TASK:
Tell how many lines in the data below include the word "subtitle". The answer is the number only.
** START PROVIDED DATA **
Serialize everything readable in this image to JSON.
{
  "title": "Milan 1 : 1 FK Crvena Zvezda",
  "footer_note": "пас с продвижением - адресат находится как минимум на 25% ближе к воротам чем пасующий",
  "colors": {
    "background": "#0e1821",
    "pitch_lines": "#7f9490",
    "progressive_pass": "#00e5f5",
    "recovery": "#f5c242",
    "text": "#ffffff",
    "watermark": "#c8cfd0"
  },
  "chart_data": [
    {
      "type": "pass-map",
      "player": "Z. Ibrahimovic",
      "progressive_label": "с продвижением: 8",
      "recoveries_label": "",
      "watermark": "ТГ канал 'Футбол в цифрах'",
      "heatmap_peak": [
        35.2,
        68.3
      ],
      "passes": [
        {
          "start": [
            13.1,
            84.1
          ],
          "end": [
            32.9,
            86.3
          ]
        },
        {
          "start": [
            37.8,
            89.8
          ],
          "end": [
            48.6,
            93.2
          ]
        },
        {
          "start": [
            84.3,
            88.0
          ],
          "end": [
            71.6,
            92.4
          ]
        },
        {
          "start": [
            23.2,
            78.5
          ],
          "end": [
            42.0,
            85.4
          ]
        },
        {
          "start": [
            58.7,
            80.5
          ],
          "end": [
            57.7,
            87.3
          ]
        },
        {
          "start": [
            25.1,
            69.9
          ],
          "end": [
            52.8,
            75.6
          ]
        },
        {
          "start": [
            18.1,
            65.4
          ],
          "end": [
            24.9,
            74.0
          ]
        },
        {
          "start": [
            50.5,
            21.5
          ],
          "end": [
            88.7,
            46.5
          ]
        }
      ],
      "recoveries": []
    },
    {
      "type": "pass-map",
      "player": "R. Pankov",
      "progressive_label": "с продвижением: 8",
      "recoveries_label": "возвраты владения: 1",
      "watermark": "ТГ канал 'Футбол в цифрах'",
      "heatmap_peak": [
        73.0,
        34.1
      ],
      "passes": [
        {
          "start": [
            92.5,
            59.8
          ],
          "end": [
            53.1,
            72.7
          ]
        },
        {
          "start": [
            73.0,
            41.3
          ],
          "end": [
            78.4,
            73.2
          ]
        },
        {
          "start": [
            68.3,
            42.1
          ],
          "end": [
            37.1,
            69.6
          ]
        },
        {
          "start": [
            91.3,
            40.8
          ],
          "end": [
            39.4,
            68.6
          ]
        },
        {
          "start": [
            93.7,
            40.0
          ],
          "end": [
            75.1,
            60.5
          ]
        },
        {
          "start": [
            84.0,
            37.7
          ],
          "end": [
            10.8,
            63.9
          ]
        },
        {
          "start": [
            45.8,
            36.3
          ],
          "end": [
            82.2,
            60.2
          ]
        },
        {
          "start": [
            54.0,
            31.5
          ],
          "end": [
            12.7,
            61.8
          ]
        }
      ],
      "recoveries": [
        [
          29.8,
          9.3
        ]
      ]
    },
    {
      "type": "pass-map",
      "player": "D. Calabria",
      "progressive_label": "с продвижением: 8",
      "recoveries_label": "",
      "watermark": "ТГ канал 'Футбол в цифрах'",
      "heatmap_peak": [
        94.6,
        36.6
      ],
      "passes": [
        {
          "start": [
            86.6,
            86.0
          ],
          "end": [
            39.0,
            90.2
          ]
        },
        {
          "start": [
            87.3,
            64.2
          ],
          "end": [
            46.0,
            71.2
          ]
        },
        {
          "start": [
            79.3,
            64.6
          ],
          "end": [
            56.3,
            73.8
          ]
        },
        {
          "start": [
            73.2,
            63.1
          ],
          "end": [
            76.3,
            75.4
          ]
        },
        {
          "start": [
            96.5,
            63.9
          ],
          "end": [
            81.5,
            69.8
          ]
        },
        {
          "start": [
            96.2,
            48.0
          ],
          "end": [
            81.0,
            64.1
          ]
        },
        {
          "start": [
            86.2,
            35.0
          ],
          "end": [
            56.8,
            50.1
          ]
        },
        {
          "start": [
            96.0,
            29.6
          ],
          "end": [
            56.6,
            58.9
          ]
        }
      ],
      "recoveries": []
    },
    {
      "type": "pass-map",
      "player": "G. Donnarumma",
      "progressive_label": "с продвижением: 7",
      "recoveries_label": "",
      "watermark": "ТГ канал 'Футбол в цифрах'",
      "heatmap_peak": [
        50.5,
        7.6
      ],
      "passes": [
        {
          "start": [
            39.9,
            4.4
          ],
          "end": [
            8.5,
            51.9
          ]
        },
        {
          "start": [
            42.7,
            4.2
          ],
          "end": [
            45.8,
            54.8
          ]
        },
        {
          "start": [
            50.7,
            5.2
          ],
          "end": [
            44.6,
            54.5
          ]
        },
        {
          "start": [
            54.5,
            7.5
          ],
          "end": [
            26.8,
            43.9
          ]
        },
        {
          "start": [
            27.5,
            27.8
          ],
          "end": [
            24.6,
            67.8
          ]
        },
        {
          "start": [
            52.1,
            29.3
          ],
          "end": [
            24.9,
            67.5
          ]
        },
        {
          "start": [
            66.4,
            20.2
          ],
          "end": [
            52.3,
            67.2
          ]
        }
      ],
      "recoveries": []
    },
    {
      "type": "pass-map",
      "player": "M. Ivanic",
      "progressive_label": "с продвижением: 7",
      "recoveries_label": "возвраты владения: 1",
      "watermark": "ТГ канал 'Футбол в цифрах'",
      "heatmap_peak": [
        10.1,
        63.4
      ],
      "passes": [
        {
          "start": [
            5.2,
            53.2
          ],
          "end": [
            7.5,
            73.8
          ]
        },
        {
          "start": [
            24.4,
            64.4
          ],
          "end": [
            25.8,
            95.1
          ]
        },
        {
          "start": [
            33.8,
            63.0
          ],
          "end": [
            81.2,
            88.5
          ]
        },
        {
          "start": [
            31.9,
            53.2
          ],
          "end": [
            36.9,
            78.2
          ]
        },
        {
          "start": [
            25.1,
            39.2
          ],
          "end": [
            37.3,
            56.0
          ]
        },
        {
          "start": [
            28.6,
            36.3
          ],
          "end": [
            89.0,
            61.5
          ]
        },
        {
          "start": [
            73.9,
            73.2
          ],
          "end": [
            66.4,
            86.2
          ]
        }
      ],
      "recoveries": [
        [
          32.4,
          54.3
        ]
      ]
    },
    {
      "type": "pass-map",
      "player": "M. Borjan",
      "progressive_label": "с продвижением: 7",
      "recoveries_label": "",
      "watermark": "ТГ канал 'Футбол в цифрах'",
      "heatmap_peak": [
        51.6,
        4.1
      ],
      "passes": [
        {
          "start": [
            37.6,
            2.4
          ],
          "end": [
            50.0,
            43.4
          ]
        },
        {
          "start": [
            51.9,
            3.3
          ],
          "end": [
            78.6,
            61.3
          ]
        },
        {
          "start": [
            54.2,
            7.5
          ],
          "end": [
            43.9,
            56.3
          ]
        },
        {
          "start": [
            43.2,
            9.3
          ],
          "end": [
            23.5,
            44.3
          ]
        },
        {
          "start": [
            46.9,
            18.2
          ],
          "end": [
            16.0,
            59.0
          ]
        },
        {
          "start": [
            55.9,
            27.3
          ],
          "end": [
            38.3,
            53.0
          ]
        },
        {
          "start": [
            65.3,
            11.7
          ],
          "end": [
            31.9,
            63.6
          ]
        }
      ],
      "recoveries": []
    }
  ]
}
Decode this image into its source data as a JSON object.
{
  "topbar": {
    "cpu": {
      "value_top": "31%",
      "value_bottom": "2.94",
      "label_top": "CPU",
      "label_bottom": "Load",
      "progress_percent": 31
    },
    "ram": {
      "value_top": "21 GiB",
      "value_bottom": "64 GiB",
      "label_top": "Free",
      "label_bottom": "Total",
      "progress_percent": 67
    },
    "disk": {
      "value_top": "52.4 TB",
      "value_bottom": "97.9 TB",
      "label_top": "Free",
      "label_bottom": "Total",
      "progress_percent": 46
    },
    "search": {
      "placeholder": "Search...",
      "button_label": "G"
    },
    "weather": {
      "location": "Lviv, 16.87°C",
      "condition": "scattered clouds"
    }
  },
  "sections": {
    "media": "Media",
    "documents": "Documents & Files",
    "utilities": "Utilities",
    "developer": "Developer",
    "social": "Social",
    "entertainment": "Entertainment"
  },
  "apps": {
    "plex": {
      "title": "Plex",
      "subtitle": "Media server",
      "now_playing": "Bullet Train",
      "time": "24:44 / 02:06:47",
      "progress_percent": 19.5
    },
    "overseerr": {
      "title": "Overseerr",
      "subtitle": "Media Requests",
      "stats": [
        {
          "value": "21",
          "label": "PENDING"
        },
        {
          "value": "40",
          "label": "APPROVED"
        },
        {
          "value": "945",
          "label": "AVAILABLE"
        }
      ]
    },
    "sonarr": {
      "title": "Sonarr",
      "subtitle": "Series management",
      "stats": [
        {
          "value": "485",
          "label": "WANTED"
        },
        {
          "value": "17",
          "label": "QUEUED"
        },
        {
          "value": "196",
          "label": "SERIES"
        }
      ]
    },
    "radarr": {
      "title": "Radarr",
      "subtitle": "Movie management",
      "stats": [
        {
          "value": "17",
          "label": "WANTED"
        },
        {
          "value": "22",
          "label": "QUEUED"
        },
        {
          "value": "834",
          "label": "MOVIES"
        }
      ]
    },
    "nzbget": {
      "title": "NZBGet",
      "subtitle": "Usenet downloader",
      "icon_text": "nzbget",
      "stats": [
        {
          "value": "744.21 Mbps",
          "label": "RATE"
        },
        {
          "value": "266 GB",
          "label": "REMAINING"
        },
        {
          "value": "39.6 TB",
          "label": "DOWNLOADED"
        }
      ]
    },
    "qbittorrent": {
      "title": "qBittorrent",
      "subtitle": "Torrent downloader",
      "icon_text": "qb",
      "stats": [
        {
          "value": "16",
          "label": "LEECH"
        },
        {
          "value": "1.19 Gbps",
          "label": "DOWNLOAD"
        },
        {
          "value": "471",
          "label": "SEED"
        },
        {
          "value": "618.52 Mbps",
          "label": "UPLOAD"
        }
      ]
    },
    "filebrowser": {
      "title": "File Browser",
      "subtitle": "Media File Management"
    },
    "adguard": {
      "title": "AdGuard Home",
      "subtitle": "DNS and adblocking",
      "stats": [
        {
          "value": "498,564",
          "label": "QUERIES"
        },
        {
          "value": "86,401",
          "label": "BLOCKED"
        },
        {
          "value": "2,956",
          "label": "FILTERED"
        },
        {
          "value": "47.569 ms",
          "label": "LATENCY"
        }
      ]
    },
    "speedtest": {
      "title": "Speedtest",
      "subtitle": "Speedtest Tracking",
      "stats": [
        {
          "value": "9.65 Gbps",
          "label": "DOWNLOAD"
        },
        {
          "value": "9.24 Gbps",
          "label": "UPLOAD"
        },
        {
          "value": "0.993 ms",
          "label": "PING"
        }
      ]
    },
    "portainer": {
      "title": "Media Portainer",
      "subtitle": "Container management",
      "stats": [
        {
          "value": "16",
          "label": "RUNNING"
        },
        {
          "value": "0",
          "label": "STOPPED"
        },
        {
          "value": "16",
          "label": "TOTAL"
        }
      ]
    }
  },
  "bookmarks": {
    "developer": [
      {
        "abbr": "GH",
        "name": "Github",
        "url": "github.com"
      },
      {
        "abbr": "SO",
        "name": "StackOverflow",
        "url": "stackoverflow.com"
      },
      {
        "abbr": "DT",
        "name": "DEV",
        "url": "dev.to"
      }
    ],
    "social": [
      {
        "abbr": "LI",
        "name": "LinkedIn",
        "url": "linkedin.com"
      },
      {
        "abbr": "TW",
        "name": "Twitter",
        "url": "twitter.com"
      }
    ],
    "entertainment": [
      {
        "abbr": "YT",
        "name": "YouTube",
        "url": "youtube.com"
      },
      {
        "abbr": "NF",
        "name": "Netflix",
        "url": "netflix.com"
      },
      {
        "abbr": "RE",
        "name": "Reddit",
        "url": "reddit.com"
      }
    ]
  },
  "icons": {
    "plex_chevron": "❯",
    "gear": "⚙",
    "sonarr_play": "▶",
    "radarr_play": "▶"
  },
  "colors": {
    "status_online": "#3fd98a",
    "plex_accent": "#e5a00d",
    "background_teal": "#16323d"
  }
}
** END PROVIDED DATA **
THE SOLUTION:
10